Data excerpts.

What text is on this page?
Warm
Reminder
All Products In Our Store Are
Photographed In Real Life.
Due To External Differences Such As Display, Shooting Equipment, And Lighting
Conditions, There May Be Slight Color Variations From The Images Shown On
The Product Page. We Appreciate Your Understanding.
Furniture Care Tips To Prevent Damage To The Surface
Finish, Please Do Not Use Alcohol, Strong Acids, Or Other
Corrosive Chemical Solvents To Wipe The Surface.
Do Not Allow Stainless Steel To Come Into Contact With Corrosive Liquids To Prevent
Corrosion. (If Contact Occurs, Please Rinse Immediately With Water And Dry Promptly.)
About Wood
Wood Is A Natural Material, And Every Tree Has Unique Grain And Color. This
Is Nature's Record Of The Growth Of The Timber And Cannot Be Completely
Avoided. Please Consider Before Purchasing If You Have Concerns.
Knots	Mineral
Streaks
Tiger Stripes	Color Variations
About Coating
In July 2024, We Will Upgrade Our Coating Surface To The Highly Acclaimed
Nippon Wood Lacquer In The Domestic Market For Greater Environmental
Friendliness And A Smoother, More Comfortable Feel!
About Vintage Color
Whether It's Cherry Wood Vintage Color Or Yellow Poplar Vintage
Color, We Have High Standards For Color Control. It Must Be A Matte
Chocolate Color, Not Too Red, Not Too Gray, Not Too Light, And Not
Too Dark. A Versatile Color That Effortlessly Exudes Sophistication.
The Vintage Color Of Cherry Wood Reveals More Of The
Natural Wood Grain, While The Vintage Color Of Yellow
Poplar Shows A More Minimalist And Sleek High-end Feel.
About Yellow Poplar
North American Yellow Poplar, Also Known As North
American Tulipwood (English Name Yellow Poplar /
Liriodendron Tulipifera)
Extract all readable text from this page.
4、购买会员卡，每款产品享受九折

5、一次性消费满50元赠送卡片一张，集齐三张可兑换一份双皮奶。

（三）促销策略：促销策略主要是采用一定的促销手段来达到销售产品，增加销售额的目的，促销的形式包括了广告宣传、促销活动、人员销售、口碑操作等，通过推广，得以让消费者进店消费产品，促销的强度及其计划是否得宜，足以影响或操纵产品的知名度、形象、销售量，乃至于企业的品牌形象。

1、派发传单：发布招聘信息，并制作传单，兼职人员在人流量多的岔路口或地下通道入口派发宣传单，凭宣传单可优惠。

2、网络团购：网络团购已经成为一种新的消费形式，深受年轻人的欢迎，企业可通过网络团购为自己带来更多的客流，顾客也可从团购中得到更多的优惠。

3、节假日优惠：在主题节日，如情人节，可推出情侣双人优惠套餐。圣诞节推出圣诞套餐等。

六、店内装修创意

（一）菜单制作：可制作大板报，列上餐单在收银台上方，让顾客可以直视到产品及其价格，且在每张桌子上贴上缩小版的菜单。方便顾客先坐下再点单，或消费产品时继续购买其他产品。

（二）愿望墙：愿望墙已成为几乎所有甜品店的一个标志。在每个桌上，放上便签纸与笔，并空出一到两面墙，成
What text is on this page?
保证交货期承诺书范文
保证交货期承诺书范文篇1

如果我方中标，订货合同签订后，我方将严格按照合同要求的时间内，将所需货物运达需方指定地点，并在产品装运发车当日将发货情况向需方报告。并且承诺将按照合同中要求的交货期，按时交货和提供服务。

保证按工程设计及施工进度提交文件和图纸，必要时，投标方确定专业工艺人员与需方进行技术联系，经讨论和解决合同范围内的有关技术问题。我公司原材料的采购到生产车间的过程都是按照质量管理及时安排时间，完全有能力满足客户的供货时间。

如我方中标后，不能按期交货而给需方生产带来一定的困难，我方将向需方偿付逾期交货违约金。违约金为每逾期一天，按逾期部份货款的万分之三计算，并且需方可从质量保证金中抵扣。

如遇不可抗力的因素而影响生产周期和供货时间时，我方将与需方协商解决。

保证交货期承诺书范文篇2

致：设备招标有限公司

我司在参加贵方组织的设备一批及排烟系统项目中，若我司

To do.
Reproduce precisely the span of lines that begins at the line containing "Extract all readable text from this page." and ends with the last line of the listing.

Solution to this problem.
Extract all readable text from this page.
4、购买会员卡，每款产品享受九折

5、一次性消费满50元赠送卡片一张，集齐三张可兑换一份双皮奶。

（三）促销策略：促销策略主要是采用一定的促销手段来达到销售产品，增加销售额的目的，促销的形式包括了广告宣传、促销活动、人员销售、口碑操作等，通过推广，得以让消费者进店消费产品，促销的强度及其计划是否得宜，足以影响或操纵产品的知名度、形象、销售量，乃至于企业的品牌形象。

1、派发传单：发布招聘信息，并制作传单，兼职人员在人流量多的岔路口或地下通道入口派发宣传单，凭宣传单可优惠。

2、网络团购：网络团购已经成为一种新的消费形式，深受年轻人的欢迎，企业可通过网络团购为自己带来更多的客流，顾客也可从团购中得到更多的优惠。

3、节假日优惠：在主题节日，如情人节，可推出情侣双人优惠套餐。圣诞节推出圣诞套餐等。

六、店内装修创意

（一）菜单制作：可制作大板报，列上餐单在收银台上方，让顾客可以直视到产品及其价格，且在每张桌子上贴上缩小版的菜单。方便顾客先坐下再点单，或消费产品时继续购买其他产品。

（二）愿望墙：愿望墙已成为几乎所有甜品店的一个标志。在每个桌上，放上便签纸与笔，并空出一到两面墙，成
What text is on this page?
保证交货期承诺书范文
保证交货期承诺书范文篇1

如果我方中标，订货合同签订后，我方将严格按照合同要求的时间内，将所需货物运达需方指定地点，并在产品装运发车当日将发货情况向需方报告。并且承诺将按照合同中要求的交货期，按时交货和提供服务。

保证按工程设计及施工进度提交文件和图纸，必要时，投标方确定专业工艺人员与需方进行技术联系，经讨论和解决合同范围内的有关技术问题。我公司原材料的采购到生产车间的过程都是按照质量管理及时安排时间，完全有能力满足客户的供货时间。

如我方中标后，不能按期交货而给需方生产带来一定的困难，我方将向需方偿付逾期交货违约金。违约金为每逾期一天，按逾期部份货款的万分之三计算，并且需方可从质量保证金中抵扣。

如遇不可抗力的因素而影响生产周期和供货时间时，我方将与需方协商解决。

保证交货期承诺书范文篇2

致：设备招标有限公司

我司在参加贵方组织的设备一批及排烟系统项目中，若我司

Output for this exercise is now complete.